[BEGIN Record extracts]

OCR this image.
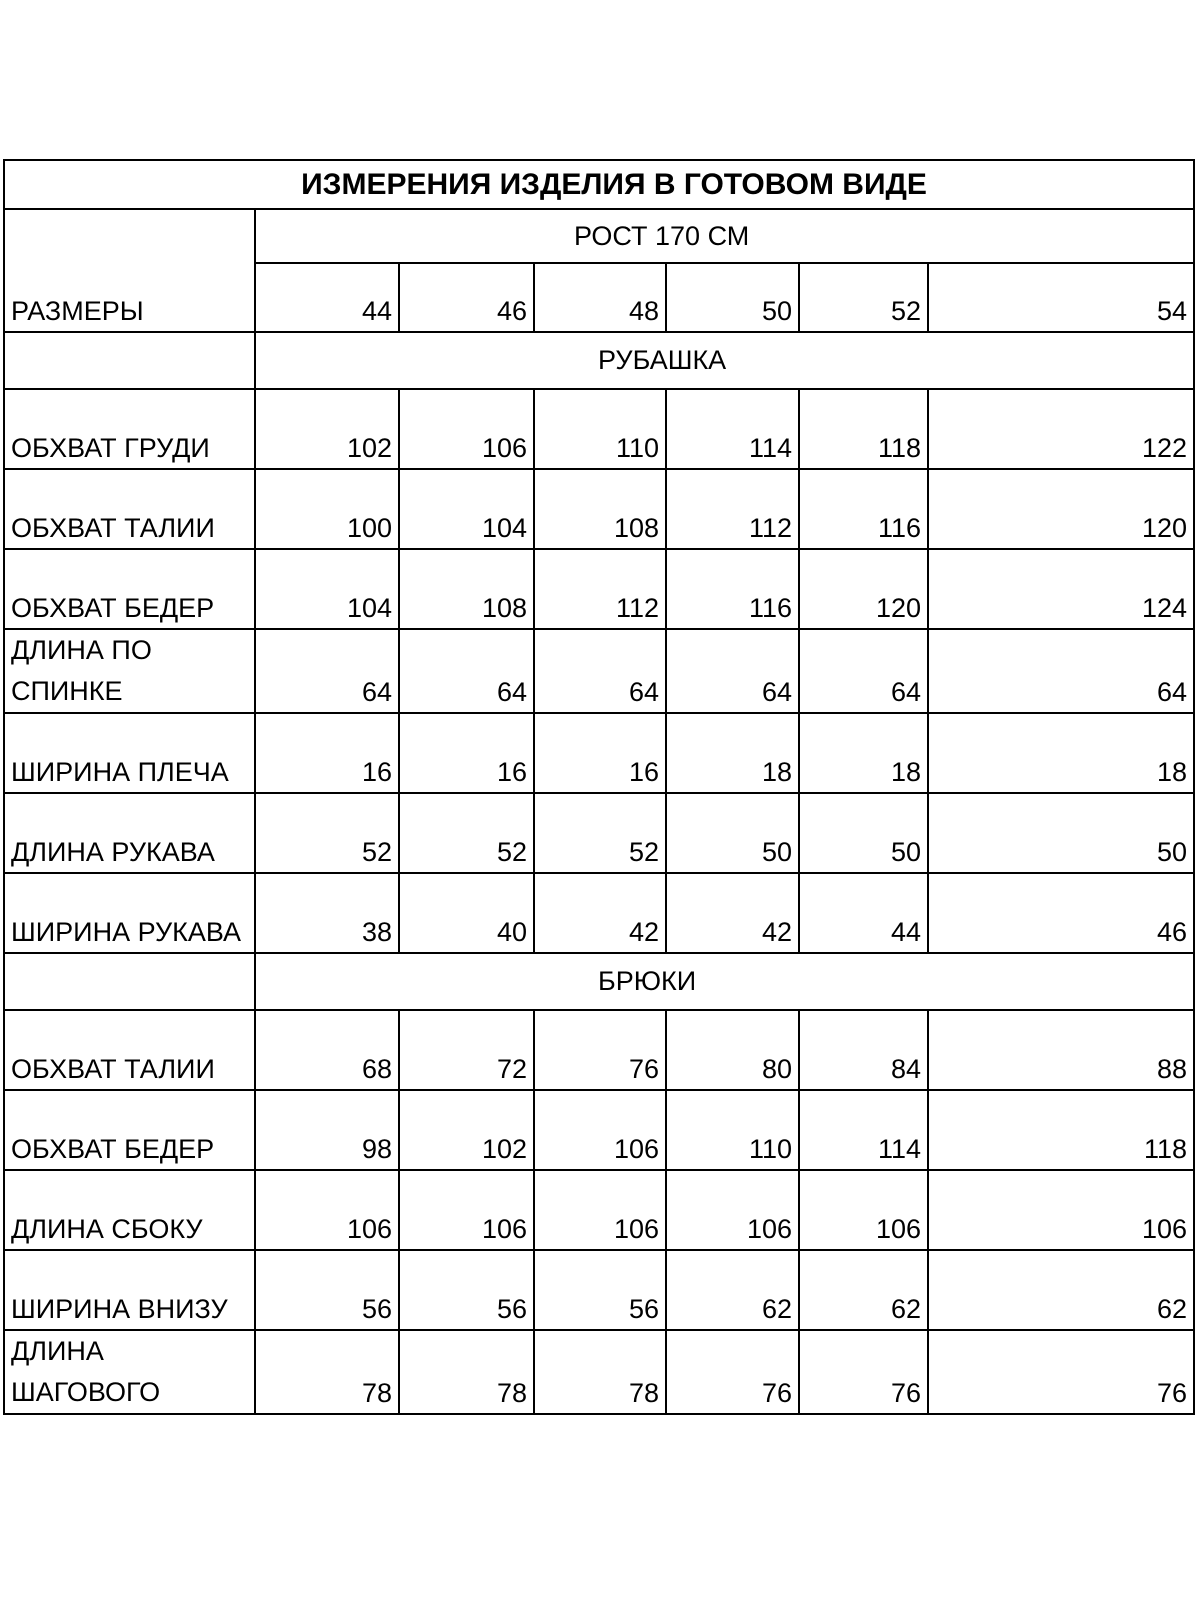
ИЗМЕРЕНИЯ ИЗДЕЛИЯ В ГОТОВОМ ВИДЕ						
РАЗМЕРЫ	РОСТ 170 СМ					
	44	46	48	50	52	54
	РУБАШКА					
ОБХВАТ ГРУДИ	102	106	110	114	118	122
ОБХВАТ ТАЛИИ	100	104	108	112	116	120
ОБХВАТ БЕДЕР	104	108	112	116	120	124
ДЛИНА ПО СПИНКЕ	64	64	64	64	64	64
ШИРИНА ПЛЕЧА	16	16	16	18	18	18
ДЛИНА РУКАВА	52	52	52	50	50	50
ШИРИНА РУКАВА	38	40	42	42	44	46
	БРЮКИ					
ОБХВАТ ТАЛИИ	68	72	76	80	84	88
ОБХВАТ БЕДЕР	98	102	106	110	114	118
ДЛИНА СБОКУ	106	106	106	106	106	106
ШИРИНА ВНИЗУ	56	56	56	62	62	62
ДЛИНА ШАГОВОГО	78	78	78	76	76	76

[END Record extracts]

> **Aim of the task**
Copy the data word for word. Pictures do not go in the copy.

> **Task result**
OCR this image.
ИЗМЕРЕНИЯ ИЗДЕЛИЯ В ГОТОВОМ ВИДЕ						
РАЗМЕРЫ	РОСТ 170 СМ					
	44	46	48	50	52	54
	РУБАШКА					
ОБХВАТ ГРУДИ	102	106	110	114	118	122
ОБХВАТ ТАЛИИ	100	104	108	112	116	120
ОБХВАТ БЕДЕР	104	108	112	116	120	124
ДЛИНА ПО СПИНКЕ	64	64	64	64	64	64
ШИРИНА ПЛЕЧА	16	16	16	18	18	18
ДЛИНА РУКАВА	52	52	52	50	50	50
ШИРИНА РУКАВА	38	40	42	42	44	46
	БРЮКИ					
ОБХВАТ ТАЛИИ	68	72	76	80	84	88
ОБХВАТ БЕДЕР	98	102	106	110	114	118
ДЛИНА СБОКУ	106	106	106	106	106	106
ШИРИНА ВНИЗУ	56	56	56	62	62	62
ДЛИНА ШАГОВОГО	78	78	78	76	76	76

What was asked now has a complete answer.